Set exercise |
Output the data below in full, byte for byte. Nothing may differ.

Rows from a figure dataset
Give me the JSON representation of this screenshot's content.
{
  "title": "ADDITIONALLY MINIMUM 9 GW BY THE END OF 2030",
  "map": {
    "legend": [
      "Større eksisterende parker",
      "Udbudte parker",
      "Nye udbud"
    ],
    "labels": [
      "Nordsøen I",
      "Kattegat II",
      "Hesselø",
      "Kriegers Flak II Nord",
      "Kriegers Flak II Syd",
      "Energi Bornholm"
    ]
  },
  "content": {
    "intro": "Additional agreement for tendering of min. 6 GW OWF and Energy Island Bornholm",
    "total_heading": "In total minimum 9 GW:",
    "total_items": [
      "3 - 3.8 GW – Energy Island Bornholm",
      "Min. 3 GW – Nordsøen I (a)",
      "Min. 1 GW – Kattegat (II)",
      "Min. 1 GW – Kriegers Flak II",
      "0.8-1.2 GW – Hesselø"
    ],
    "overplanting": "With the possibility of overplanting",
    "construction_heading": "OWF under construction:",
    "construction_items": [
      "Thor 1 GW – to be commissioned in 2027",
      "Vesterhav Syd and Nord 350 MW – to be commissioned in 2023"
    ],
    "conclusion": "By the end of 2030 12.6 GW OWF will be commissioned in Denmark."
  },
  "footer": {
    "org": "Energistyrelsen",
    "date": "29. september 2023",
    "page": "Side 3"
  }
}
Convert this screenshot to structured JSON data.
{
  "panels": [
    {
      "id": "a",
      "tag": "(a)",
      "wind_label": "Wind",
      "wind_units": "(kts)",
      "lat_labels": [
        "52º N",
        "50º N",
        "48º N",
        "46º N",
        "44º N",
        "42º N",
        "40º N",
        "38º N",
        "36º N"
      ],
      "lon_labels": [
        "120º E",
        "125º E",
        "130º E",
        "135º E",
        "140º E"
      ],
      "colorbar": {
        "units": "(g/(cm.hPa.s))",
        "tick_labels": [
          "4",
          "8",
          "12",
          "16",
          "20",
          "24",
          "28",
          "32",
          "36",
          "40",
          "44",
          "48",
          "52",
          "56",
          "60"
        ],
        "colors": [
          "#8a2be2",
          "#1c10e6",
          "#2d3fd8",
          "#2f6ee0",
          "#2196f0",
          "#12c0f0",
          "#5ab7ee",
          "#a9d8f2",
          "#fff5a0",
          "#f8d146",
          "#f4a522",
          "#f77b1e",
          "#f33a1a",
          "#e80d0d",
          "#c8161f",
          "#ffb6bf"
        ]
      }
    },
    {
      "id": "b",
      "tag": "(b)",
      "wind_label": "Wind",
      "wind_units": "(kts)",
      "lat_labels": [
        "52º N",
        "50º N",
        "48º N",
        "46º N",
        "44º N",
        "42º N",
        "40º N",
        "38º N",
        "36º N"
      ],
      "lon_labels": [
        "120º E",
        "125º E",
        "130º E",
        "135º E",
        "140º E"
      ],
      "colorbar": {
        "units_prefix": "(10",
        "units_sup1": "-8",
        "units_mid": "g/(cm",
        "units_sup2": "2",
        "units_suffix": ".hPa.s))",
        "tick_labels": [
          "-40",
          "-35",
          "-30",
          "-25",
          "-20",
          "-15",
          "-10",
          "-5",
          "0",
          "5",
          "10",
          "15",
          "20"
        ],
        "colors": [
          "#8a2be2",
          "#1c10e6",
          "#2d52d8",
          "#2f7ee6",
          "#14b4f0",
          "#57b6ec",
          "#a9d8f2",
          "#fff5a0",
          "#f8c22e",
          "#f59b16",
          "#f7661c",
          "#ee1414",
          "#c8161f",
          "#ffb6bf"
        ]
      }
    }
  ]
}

Answer to the problem |
Give me the JSON representation of this screenshot's content.
{
  "title": "ADDITIONALLY MINIMUM 9 GW BY THE END OF 2030",
  "map": {
    "legend": [
      "Større eksisterende parker",
      "Udbudte parker",
      "Nye udbud"
    ],
    "labels": [
      "Nordsøen I",
      "Kattegat II",
      "Hesselø",
      "Kriegers Flak II Nord",
      "Kriegers Flak II Syd",
      "Energi Bornholm"
    ]
  },
  "content": {
    "intro": "Additional agreement for tendering of min. 6 GW OWF and Energy Island Bornholm",
    "total_heading": "In total minimum 9 GW:",
    "total_items": [
      "3 - 3.8 GW – Energy Island Bornholm",
      "Min. 3 GW – Nordsøen I (a)",
      "Min. 1 GW – Kattegat (II)",
      "Min. 1 GW – Kriegers Flak II",
      "0.8-1.2 GW – Hesselø"
    ],
    "overplanting": "With the possibility of overplanting",
    "construction_heading": "OWF under construction:",
    "construction_items": [
      "Thor 1 GW – to be commissioned in 2027",
      "Vesterhav Syd and Nord 350 MW – to be commissioned in 2023"
    ],
    "conclusion": "By the end of 2030 12.6 GW OWF will be commissioned in Denmark."
  },
  "footer": {
    "org": "Energistyrelsen",
    "date": "29. september 2023",
    "page": "Side 3"
  }
}
Convert this screenshot to structured JSON data.
{
  "panels": [
    {
      "id": "a",
      "tag": "(a)",
      "wind_label": "Wind",
      "wind_units": "(kts)",
      "lat_labels": [
        "52º N",
        "50º N",
        "48º N",
        "46º N",
        "44º N",
        "42º N",
        "40º N",
        "38º N",
        "36º N"
      ],
      "lon_labels": [
        "120º E",
        "125º E",
        "130º E",
        "135º E",
        "140º E"
      ],
      "colorbar": {
        "units": "(g/(cm.hPa.s))",
        "tick_labels": [
          "4",
          "8",
          "12",
          "16",
          "20",
          "24",
          "28",
          "32",
          "36",
          "40",
          "44",
          "48",
          "52",
          "56",
          "60"
        ],
        "colors": [
          "#8a2be2",
          "#1c10e6",
          "#2d3fd8",
          "#2f6ee0",
          "#2196f0",
          "#12c0f0",
          "#5ab7ee",
          "#a9d8f2",
          "#fff5a0",
          "#f8d146",
          "#f4a522",
          "#f77b1e",
          "#f33a1a",
          "#e80d0d",
          "#c8161f",
          "#ffb6bf"
        ]
      }
    },
    {
      "id": "b",
      "tag": "(b)",
      "wind_label": "Wind",
      "wind_units": "(kts)",
      "lat_labels": [
        "52º N",
        "50º N",
        "48º N",
        "46º N",
        "44º N",
        "42º N",
        "40º N",
        "38º N",
        "36º N"
      ],
      "lon_labels": [
        "120º E",
        "125º E",
        "130º E",
        "135º E",
        "140º E"
      ],
      "colorbar": {
        "units_prefix": "(10",
        "units_sup1": "-8",
        "units_mid": "g/(cm",
        "units_sup2": "2",
        "units_suffix": ".hPa.s))",
        "tick_labels": [
          "-40",
          "-35",
          "-30",
          "-25",
          "-20",
          "-15",
          "-10",
          "-5",
          "0",
          "5",
          "10",
          "15",
          "20"
        ],
        "colors": [
          "#8a2be2",
          "#1c10e6",
          "#2d52d8",
          "#2f7ee6",
          "#14b4f0",
          "#57b6ec",
          "#a9d8f2",
          "#fff5a0",
          "#f8c22e",
          "#f59b16",
          "#f7661c",
          "#ee1414",
          "#c8161f",
          "#ffb6bf"
        ]
      }
    }
  ]
}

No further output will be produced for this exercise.